Some records:

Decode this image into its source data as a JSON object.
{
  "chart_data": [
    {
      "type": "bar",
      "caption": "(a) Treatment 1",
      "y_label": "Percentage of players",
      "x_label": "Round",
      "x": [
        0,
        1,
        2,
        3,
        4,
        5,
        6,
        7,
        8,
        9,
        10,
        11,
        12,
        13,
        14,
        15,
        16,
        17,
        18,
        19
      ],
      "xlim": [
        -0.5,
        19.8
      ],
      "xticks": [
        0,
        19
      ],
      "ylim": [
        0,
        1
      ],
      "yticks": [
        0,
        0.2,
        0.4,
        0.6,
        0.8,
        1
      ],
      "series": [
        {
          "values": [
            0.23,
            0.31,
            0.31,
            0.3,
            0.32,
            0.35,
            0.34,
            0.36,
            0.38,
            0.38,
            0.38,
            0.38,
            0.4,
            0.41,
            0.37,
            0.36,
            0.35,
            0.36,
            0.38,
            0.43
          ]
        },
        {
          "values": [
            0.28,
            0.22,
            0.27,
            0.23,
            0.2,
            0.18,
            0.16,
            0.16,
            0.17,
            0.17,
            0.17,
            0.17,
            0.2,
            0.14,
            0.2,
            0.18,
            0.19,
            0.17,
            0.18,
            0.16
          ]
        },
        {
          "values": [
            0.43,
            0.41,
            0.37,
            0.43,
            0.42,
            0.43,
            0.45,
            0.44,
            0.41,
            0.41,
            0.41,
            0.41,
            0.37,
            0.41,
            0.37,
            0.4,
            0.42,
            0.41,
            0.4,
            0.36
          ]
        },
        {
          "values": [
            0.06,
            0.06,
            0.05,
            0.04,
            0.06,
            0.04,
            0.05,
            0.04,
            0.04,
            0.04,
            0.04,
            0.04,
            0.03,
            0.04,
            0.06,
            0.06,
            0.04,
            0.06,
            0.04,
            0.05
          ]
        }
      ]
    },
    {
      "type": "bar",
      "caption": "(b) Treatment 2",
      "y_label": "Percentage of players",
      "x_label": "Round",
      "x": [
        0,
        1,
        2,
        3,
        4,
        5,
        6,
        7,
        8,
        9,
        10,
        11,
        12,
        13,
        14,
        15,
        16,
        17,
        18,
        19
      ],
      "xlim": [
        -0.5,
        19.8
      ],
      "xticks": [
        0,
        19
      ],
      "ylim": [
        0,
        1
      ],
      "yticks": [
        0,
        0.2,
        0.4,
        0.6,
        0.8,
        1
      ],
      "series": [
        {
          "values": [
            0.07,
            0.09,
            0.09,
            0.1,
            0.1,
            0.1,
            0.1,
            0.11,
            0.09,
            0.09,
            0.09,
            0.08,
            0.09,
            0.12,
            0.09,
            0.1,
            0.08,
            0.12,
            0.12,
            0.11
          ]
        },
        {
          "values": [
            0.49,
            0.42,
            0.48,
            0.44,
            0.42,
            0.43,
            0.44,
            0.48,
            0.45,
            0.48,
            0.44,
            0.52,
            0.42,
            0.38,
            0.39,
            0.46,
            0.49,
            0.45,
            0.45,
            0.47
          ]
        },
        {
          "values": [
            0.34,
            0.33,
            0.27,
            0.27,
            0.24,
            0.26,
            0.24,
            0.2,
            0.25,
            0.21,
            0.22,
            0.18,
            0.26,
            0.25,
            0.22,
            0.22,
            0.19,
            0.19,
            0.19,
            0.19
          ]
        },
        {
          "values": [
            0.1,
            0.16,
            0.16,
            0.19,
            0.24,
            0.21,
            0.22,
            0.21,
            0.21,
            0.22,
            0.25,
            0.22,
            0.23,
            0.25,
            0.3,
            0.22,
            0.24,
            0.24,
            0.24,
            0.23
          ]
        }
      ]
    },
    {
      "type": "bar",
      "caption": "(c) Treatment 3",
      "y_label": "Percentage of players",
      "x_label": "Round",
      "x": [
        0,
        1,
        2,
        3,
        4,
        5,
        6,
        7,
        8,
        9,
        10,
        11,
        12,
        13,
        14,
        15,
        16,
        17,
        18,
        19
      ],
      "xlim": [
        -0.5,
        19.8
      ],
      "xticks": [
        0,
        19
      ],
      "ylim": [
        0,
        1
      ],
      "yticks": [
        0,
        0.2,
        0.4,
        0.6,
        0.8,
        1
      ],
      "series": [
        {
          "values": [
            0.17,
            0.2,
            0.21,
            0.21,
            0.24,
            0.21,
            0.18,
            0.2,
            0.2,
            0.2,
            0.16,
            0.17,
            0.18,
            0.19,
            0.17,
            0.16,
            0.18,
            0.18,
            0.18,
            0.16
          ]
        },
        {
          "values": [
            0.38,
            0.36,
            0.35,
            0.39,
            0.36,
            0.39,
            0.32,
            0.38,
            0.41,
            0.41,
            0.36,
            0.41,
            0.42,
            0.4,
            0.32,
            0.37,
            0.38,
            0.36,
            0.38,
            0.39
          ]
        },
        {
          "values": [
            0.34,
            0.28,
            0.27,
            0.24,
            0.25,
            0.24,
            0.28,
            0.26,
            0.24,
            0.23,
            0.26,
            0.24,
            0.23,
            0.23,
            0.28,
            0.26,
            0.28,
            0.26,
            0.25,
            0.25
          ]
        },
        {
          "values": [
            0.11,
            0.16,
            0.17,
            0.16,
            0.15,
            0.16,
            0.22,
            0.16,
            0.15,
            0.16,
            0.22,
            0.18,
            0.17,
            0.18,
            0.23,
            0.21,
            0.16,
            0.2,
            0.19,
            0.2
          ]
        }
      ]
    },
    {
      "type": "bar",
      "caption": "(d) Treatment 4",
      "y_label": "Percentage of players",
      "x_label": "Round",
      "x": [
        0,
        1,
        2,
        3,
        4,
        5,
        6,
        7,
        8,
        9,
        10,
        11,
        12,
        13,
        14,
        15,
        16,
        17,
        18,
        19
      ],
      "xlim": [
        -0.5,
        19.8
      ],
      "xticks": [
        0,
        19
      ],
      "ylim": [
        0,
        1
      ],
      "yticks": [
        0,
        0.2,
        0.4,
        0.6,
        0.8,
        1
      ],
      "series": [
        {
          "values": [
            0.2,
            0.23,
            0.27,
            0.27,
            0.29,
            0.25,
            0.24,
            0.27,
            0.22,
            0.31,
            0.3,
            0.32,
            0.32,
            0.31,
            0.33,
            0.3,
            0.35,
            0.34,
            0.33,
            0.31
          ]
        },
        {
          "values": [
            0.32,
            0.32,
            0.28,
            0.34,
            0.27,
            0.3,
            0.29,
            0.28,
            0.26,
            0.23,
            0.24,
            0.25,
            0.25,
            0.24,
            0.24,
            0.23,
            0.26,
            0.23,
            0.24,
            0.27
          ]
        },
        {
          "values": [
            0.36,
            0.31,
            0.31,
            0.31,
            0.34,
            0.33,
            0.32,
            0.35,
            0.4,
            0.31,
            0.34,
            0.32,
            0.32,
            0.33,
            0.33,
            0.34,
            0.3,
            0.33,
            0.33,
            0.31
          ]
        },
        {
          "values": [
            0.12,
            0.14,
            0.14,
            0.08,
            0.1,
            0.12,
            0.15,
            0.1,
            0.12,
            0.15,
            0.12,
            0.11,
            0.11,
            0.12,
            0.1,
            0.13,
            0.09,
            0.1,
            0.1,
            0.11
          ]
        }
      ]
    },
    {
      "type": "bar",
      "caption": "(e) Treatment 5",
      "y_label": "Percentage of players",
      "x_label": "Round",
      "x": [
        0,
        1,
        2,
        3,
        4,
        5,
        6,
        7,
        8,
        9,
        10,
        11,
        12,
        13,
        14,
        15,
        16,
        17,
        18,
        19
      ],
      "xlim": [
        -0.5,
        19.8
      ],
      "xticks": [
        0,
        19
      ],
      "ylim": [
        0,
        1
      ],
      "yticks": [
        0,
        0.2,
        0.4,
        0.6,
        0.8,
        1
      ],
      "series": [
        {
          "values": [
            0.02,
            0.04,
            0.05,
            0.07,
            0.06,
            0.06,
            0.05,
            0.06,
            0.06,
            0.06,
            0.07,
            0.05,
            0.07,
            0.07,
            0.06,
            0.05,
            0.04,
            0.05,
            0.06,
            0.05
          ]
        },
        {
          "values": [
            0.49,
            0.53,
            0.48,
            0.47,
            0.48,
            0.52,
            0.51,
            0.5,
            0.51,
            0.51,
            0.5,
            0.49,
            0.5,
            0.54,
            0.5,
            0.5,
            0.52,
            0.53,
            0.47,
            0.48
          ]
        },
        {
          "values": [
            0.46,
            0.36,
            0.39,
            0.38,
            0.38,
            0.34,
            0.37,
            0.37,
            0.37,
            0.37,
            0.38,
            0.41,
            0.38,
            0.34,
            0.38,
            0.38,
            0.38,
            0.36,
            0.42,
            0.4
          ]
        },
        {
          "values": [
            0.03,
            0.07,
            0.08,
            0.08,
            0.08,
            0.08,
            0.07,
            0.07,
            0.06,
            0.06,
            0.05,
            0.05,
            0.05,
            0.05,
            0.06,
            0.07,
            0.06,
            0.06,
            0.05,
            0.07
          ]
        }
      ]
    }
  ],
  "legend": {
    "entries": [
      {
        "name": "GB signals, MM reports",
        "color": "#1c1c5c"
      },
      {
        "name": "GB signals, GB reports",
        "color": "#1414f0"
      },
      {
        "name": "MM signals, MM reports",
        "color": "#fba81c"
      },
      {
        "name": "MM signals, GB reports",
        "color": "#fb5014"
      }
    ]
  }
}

◆ Direction
Identify and list each line with the word "reports".

◆ Solution to the problem
        "name": "GB signals, MM reports",
        "name": "GB signals, GB reports",
        "name": "MM signals, MM reports",
        "name": "MM signals, GB reports",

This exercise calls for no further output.